## [Short problem]
Copy the rows from the start through the line containing "person-head [57,398,62,403]", substituting "avatar-icon" for every "person-icon" and leaving everything else unchanged.
------ Dataset entries ------
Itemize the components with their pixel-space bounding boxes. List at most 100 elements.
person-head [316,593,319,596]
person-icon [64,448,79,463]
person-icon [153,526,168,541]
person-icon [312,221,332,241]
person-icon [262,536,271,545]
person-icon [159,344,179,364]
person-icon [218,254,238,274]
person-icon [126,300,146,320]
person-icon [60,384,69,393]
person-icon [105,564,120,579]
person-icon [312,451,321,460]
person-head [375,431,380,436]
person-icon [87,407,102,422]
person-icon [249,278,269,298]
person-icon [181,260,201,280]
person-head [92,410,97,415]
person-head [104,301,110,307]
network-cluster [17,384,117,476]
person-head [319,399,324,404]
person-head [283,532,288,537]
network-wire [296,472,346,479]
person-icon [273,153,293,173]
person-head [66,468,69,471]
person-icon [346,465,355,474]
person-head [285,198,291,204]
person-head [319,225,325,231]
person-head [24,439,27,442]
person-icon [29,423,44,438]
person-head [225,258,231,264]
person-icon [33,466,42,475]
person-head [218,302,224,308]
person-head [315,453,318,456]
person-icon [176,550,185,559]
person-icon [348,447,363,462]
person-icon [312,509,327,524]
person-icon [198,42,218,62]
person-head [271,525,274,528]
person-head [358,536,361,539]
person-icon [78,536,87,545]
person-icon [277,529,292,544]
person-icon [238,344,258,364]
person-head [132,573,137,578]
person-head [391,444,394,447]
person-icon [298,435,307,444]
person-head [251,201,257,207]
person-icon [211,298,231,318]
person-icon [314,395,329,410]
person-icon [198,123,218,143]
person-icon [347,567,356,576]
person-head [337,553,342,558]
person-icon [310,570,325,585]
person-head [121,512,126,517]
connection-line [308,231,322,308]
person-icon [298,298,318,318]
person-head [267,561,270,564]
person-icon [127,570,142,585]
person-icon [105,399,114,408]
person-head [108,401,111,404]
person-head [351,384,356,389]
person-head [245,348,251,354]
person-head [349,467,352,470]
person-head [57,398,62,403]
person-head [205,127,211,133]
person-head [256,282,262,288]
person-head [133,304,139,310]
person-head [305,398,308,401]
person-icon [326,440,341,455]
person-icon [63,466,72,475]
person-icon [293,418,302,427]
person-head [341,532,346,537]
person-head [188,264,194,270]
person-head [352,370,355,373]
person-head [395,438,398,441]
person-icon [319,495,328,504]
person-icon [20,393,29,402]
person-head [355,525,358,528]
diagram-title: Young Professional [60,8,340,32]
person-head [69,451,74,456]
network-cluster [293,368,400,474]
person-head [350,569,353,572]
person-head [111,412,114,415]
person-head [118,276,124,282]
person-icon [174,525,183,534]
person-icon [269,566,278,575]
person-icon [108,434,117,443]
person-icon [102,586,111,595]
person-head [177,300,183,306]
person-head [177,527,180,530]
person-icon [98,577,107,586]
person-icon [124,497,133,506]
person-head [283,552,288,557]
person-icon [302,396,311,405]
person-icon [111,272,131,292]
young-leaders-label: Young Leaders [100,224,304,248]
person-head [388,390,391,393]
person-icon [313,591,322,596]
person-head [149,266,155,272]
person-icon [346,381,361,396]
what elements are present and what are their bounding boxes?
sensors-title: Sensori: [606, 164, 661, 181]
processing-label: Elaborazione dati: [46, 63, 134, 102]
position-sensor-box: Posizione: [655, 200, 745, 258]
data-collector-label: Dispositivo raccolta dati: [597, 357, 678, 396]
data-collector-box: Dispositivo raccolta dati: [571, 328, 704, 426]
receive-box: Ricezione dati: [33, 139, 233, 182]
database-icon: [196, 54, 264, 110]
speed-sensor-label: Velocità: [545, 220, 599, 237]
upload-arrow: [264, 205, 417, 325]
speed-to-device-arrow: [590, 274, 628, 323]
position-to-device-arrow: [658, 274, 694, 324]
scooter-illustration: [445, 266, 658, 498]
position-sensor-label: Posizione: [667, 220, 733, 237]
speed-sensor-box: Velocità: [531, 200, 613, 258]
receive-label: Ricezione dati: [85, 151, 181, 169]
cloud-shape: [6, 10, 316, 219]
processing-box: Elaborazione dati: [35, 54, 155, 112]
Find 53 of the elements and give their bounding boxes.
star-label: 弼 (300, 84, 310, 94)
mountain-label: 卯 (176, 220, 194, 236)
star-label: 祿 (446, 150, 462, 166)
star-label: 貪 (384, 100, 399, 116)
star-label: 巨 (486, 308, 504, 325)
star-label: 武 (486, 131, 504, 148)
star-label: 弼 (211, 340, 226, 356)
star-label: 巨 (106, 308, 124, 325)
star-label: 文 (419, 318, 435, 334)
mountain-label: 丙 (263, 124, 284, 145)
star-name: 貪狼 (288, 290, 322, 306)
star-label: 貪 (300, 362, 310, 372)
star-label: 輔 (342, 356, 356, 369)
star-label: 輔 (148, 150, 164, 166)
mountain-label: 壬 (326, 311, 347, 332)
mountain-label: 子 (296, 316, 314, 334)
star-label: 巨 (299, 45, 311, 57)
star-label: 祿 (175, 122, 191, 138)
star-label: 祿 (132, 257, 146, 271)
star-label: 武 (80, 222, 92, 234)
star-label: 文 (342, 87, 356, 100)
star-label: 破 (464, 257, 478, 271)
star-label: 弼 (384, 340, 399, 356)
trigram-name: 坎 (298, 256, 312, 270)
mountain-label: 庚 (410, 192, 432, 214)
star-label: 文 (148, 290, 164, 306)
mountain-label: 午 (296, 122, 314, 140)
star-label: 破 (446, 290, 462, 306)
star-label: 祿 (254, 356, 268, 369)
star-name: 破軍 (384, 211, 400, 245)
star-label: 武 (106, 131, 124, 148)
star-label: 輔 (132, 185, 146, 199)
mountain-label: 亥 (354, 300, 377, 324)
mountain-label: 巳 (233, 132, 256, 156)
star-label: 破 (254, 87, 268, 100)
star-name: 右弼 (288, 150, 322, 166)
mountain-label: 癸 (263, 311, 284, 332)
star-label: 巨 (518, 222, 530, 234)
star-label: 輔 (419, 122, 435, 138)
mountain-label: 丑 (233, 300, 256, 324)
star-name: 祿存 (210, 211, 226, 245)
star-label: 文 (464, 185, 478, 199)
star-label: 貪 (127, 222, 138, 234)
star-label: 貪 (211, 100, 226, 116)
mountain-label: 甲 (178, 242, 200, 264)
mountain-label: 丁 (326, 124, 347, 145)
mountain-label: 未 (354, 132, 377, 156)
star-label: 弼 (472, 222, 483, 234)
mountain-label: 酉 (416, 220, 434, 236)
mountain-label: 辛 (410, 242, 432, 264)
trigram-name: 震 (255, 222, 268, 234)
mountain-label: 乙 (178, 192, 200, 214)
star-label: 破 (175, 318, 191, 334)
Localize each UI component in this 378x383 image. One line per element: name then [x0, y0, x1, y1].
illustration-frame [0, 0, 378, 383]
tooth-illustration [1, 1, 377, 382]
------
## [Written answer]
Itemize the components with their pixel-space bounding boxes. List at most 100 elements.
person-head [316,593,319,596]
avatar-icon [64,448,79,463]
avatar-icon [153,526,168,541]
avatar-icon [312,221,332,241]
avatar-icon [262,536,271,545]
avatar-icon [159,344,179,364]
avatar-icon [218,254,238,274]
avatar-icon [126,300,146,320]
avatar-icon [60,384,69,393]
avatar-icon [105,564,120,579]
avatar-icon [312,451,321,460]
person-head [375,431,380,436]
avatar-icon [87,407,102,422]
avatar-icon [249,278,269,298]
avatar-icon [181,260,201,280]
person-head [92,410,97,415]
person-head [104,301,110,307]
network-cluster [17,384,117,476]
person-head [319,399,324,404]
person-head [283,532,288,537]
network-wire [296,472,346,479]
avatar-icon [273,153,293,173]
person-head [66,468,69,471]
avatar-icon [346,465,355,474]
person-head [285,198,291,204]
person-head [319,225,325,231]
person-head [24,439,27,442]
avatar-icon [29,423,44,438]
person-head [225,258,231,264]
avatar-icon [33,466,42,475]
person-head [218,302,224,308]
person-head [315,453,318,456]
avatar-icon [176,550,185,559]
avatar-icon [348,447,363,462]
avatar-icon [312,509,327,524]
avatar-icon [198,42,218,62]
person-head [271,525,274,528]
person-head [358,536,361,539]
avatar-icon [78,536,87,545]
avatar-icon [277,529,292,544]
avatar-icon [238,344,258,364]
person-head [132,573,137,578]
person-head [391,444,394,447]
avatar-icon [298,435,307,444]
person-head [251,201,257,207]
avatar-icon [211,298,231,318]
avatar-icon [314,395,329,410]
avatar-icon [198,123,218,143]
avatar-icon [347,567,356,576]
person-head [337,553,342,558]
avatar-icon [310,570,325,585]
person-head [121,512,126,517]
connection-line [308,231,322,308]
avatar-icon [298,298,318,318]
person-head [267,561,270,564]
avatar-icon [127,570,142,585]
avatar-icon [105,399,114,408]
person-head [108,401,111,404]
person-head [351,384,356,389]
person-head [245,348,251,354]
person-head [349,467,352,470]
person-head [57,398,62,403]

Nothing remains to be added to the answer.